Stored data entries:

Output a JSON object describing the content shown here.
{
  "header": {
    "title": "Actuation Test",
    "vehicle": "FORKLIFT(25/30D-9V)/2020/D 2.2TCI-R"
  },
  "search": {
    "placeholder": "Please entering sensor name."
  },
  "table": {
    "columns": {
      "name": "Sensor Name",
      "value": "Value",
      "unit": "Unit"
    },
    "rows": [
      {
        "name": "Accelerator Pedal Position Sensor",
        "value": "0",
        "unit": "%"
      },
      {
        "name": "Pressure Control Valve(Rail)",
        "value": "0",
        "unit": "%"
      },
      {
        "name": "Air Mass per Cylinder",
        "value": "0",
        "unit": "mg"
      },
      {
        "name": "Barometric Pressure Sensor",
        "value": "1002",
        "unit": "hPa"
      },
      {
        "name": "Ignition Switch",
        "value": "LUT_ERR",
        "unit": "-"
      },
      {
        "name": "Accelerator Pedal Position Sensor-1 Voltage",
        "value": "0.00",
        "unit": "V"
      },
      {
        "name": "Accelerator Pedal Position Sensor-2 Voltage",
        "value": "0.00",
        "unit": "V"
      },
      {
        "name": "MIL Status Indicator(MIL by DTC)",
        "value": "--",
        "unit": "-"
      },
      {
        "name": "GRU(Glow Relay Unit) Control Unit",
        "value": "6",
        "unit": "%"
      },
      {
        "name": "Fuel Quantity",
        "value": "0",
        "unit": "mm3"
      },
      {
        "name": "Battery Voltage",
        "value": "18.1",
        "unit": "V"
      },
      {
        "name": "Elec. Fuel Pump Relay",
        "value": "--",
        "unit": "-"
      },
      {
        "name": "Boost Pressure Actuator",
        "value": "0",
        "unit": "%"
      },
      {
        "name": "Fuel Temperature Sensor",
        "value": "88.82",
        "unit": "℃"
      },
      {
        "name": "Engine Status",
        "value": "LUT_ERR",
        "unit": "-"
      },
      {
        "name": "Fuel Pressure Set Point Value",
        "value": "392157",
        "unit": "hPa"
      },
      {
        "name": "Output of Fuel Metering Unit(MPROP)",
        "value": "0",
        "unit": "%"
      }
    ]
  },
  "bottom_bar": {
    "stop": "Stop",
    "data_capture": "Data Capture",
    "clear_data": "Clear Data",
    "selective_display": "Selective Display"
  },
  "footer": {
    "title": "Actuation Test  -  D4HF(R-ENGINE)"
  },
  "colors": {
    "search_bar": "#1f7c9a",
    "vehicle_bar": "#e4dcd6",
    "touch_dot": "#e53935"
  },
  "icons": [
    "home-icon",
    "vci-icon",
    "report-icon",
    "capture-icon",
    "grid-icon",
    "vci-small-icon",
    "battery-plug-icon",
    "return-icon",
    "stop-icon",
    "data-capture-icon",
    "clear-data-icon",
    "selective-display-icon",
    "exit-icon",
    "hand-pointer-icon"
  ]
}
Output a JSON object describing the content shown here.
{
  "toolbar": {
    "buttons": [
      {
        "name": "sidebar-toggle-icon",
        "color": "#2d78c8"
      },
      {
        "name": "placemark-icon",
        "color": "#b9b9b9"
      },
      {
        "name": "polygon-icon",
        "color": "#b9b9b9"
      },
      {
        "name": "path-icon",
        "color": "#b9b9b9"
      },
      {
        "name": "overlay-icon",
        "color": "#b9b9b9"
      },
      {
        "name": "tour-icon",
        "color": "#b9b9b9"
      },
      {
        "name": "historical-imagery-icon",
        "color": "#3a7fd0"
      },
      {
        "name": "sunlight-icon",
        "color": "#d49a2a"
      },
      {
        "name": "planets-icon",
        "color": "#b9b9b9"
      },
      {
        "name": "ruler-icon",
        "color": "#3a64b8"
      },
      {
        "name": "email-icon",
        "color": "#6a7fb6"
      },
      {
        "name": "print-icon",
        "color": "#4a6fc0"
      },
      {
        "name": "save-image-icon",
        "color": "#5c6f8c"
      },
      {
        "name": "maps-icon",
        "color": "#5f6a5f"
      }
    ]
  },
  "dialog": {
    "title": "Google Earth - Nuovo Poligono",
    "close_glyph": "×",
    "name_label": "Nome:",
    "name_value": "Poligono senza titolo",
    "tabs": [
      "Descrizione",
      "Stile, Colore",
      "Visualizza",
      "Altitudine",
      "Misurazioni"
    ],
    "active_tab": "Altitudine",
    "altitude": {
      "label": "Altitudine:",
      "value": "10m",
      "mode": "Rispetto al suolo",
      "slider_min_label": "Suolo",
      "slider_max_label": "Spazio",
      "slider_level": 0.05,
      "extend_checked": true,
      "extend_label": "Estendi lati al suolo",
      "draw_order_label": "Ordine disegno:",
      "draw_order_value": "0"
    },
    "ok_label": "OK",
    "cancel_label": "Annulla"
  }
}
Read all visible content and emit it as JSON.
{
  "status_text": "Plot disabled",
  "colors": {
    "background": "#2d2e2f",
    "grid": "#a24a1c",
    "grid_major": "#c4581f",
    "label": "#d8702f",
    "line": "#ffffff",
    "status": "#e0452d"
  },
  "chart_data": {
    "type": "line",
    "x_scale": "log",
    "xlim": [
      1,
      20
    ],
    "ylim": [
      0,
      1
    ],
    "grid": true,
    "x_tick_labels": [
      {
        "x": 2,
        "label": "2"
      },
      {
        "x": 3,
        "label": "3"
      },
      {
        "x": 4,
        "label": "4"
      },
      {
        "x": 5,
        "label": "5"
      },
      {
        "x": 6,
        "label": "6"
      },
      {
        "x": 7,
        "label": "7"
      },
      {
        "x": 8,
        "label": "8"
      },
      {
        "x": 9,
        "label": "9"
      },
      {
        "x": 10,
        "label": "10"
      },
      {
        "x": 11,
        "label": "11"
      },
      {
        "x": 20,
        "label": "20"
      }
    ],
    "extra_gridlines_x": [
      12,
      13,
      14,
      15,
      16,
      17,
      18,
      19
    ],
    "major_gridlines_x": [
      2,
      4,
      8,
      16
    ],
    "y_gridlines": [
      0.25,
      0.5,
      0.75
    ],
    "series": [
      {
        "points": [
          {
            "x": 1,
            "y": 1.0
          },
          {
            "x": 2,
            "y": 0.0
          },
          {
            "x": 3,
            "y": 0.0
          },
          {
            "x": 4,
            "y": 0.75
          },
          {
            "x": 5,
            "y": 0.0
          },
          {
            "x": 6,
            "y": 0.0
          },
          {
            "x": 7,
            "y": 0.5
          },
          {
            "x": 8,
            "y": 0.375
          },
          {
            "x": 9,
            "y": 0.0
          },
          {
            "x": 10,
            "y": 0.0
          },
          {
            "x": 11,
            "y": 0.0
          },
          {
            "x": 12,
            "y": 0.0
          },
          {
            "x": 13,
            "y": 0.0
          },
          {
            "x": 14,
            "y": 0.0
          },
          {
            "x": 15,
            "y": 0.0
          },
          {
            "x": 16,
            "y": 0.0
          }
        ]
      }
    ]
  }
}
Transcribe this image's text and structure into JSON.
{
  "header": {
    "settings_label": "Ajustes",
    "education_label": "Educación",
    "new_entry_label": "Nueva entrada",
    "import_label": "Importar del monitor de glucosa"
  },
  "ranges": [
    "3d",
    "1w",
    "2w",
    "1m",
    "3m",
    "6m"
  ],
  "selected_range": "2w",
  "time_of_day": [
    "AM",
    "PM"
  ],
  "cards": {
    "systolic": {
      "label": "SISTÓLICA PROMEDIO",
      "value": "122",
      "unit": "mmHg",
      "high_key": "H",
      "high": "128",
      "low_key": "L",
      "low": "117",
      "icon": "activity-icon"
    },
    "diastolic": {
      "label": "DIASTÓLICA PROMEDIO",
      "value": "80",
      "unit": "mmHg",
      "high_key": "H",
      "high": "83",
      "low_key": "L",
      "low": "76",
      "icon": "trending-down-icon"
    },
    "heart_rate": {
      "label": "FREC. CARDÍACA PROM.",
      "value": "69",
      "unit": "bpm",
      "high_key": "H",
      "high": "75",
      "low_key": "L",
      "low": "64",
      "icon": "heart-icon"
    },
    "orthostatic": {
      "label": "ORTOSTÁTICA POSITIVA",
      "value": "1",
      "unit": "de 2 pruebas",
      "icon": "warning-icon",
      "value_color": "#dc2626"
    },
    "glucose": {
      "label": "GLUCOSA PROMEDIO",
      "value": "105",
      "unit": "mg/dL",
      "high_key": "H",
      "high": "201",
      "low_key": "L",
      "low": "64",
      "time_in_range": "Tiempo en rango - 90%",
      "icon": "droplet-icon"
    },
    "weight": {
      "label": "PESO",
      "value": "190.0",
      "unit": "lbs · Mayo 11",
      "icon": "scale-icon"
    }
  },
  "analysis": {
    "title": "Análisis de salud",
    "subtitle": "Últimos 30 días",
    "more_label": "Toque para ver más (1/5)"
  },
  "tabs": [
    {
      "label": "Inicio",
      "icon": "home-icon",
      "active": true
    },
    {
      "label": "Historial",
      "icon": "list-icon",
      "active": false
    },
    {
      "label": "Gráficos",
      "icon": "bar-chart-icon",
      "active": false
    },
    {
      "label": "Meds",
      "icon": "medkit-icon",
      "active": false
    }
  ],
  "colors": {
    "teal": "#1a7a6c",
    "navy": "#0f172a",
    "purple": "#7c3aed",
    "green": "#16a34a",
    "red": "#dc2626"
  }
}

> To be done: Provide only the number of lines in the records containing the string "JSON".

> The completed task: 4